(Items from a data source)
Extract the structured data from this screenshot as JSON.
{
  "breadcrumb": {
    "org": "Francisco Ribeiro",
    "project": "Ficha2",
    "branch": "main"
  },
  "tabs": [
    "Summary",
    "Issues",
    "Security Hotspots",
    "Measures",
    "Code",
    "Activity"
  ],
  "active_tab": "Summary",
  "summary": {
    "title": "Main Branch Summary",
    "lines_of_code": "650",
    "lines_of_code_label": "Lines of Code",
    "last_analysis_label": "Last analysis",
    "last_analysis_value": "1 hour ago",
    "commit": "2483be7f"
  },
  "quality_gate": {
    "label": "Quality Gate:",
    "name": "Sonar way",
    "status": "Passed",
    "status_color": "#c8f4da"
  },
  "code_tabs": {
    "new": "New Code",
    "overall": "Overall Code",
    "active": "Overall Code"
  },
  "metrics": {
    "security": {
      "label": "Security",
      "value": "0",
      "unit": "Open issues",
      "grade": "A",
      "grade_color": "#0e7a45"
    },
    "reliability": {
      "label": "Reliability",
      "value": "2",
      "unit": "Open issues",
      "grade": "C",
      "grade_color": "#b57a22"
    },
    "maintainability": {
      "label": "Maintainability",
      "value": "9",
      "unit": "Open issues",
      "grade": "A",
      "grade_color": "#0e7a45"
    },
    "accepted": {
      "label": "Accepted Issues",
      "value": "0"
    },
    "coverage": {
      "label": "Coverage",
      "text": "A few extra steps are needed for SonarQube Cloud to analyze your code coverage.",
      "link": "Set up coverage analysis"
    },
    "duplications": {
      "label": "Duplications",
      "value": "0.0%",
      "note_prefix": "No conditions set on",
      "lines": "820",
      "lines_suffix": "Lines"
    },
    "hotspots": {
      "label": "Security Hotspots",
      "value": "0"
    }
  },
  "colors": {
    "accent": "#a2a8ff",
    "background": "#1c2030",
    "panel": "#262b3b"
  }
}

> **Required work**: Exactly reproduce every record.

> **In response**:
Extract the structured data from this screenshot as JSON.
{
  "breadcrumb": {
    "org": "Francisco Ribeiro",
    "project": "Ficha2",
    "branch": "main"
  },
  "tabs": [
    "Summary",
    "Issues",
    "Security Hotspots",
    "Measures",
    "Code",
    "Activity"
  ],
  "active_tab": "Summary",
  "summary": {
    "title": "Main Branch Summary",
    "lines_of_code": "650",
    "lines_of_code_label": "Lines of Code",
    "last_analysis_label": "Last analysis",
    "last_analysis_value": "1 hour ago",
    "commit": "2483be7f"
  },
  "quality_gate": {
    "label": "Quality Gate:",
    "name": "Sonar way",
    "status": "Passed",
    "status_color": "#c8f4da"
  },
  "code_tabs": {
    "new": "New Code",
    "overall": "Overall Code",
    "active": "Overall Code"
  },
  "metrics": {
    "security": {
      "label": "Security",
      "value": "0",
      "unit": "Open issues",
      "grade": "A",
      "grade_color": "#0e7a45"
    },
    "reliability": {
      "label": "Reliability",
      "value": "2",
      "unit": "Open issues",
      "grade": "C",
      "grade_color": "#b57a22"
    },
    "maintainability": {
      "label": "Maintainability",
      "value": "9",
      "unit": "Open issues",
      "grade": "A",
      "grade_color": "#0e7a45"
    },
    "accepted": {
      "label": "Accepted Issues",
      "value": "0"
    },
    "coverage": {
      "label": "Coverage",
      "text": "A few extra steps are needed for SonarQube Cloud to analyze your code coverage.",
      "link": "Set up coverage analysis"
    },
    "duplications": {
      "label": "Duplications",
      "value": "0.0%",
      "note_prefix": "No conditions set on",
      "lines": "820",
      "lines_suffix": "Lines"
    },
    "hotspots": {
      "label": "Security Hotspots",
      "value": "0"
    }
  },
  "colors": {
    "accent": "#a2a8ff",
    "background": "#1c2030",
    "panel": "#262b3b"
  }
}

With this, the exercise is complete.